Collected data
************

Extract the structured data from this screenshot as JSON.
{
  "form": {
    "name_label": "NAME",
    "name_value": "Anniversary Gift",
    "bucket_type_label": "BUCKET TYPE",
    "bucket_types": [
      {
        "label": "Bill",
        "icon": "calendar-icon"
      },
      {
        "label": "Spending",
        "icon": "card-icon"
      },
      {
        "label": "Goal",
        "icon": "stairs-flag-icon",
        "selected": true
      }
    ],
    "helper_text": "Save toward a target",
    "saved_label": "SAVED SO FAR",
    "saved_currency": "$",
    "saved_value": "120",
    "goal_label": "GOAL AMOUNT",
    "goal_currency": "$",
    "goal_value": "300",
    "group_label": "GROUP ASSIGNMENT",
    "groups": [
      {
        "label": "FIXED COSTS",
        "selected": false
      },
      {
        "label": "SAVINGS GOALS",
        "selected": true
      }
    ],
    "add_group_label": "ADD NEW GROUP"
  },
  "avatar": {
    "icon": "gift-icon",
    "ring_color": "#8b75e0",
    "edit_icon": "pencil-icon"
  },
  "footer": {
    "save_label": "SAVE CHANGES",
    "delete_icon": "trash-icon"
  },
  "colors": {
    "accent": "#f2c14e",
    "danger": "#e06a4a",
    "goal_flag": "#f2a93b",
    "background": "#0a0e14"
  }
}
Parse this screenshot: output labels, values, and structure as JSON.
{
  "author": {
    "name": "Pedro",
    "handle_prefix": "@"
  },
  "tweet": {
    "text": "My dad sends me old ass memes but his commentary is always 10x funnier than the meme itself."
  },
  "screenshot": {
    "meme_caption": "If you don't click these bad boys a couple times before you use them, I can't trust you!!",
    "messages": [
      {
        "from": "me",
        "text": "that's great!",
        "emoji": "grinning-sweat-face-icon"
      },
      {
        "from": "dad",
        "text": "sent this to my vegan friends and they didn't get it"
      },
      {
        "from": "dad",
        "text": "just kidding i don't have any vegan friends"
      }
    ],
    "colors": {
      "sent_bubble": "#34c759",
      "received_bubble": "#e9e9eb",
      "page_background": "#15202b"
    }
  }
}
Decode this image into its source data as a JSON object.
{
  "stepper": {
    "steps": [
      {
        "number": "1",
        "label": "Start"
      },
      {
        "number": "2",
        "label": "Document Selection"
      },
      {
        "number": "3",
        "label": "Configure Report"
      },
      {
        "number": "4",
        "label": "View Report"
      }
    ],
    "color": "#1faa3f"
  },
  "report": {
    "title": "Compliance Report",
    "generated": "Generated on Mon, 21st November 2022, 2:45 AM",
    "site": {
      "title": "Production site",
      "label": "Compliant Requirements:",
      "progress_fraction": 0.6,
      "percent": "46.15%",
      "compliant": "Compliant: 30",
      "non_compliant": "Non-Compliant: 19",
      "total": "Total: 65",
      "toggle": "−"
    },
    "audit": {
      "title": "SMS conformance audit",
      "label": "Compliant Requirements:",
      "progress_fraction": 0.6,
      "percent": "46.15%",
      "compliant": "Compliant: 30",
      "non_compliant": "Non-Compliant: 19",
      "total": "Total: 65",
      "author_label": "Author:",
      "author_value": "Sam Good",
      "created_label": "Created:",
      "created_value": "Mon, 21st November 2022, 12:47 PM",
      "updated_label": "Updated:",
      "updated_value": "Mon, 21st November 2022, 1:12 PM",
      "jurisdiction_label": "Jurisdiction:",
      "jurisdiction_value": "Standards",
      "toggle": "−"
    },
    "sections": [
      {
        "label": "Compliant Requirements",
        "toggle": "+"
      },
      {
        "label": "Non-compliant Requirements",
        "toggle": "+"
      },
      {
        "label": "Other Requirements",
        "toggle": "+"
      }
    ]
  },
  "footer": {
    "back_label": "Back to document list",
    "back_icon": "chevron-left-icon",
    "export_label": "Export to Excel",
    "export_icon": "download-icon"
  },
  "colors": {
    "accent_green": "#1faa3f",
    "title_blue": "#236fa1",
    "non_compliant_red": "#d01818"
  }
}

************

• Work to complete
Write every entry out again exactly.

• Solution to this problem
Extract the structured data from this screenshot as JSON.
{
  "form": {
    "name_label": "NAME",
    "name_value": "Anniversary Gift",
    "bucket_type_label": "BUCKET TYPE",
    "bucket_types": [
      {
        "label": "Bill",
        "icon": "calendar-icon"
      },
      {
        "label": "Spending",
        "icon": "card-icon"
      },
      {
        "label": "Goal",
        "icon": "stairs-flag-icon",
        "selected": true
      }
    ],
    "helper_text": "Save toward a target",
    "saved_label": "SAVED SO FAR",
    "saved_currency": "$",
    "saved_value": "120",
    "goal_label": "GOAL AMOUNT",
    "goal_currency": "$",
    "goal_value": "300",
    "group_label": "GROUP ASSIGNMENT",
    "groups": [
      {
        "label": "FIXED COSTS",
        "selected": false
      },
      {
        "label": "SAVINGS GOALS",
        "selected": true
      }
    ],
    "add_group_label": "ADD NEW GROUP"
  },
  "avatar": {
    "icon": "gift-icon",
    "ring_color": "#8b75e0",
    "edit_icon": "pencil-icon"
  },
  "footer": {
    "save_label": "SAVE CHANGES",
    "delete_icon": "trash-icon"
  },
  "colors": {
    "accent": "#f2c14e",
    "danger": "#e06a4a",
    "goal_flag": "#f2a93b",
    "background": "#0a0e14"
  }
}
Parse this screenshot: output labels, values, and structure as JSON.
{
  "author": {
    "name": "Pedro",
    "handle_prefix": "@"
  },
  "tweet": {
    "text": "My dad sends me old ass memes but his commentary is always 10x funnier than the meme itself."
  },
  "screenshot": {
    "meme_caption": "If you don't click these bad boys a couple times before you use them, I can't trust you!!",
    "messages": [
      {
        "from": "me",
        "text": "that's great!",
        "emoji": "grinning-sweat-face-icon"
      },
      {
        "from": "dad",
        "text": "sent this to my vegan friends and they didn't get it"
      },
      {
        "from": "dad",
        "text": "just kidding i don't have any vegan friends"
      }
    ],
    "colors": {
      "sent_bubble": "#34c759",
      "received_bubble": "#e9e9eb",
      "page_background": "#15202b"
    }
  }
}
Decode this image into its source data as a JSON object.
{
  "stepper": {
    "steps": [
      {
        "number": "1",
        "label": "Start"
      },
      {
        "number": "2",
        "label": "Document Selection"
      },
      {
        "number": "3",
        "label": "Configure Report"
      },
      {
        "number": "4",
        "label": "View Report"
      }
    ],
    "color": "#1faa3f"
  },
  "report": {
    "title": "Compliance Report",
    "generated": "Generated on Mon, 21st November 2022, 2:45 AM",
    "site": {
      "title": "Production site",
      "label": "Compliant Requirements:",
      "progress_fraction": 0.6,
      "percent": "46.15%",
      "compliant": "Compliant: 30",
      "non_compliant": "Non-Compliant: 19",
      "total": "Total: 65",
      "toggle": "−"
    },
    "audit": {
      "title": "SMS conformance audit",
      "label": "Compliant Requirements:",
      "progress_fraction": 0.6,
      "percent": "46.15%",
      "compliant": "Compliant: 30",
      "non_compliant": "Non-Compliant: 19",
      "total": "Total: 65",
      "author_label": "Author:",
      "author_value": "Sam Good",
      "created_label": "Created:",
      "created_value": "Mon, 21st November 2022, 12:47 PM",
      "updated_label": "Updated:",
      "updated_value": "Mon, 21st November 2022, 1:12 PM",
      "jurisdiction_label": "Jurisdiction:",
      "jurisdiction_value": "Standards",
      "toggle": "−"
    },
    "sections": [
      {
        "label": "Compliant Requirements",
        "toggle": "+"
      },
      {
        "label": "Non-compliant Requirements",
        "toggle": "+"
      },
      {
        "label": "Other Requirements",
        "toggle": "+"
      }
    ]
  },
  "footer": {
    "back_label": "Back to document list",
    "back_icon": "chevron-left-icon",
    "export_label": "Export to Excel",
    "export_icon": "download-icon"
  },
  "colors": {
    "accent_green": "#1faa3f",
    "title_blue": "#236fa1",
    "non_compliant_red": "#d01818"
  }
}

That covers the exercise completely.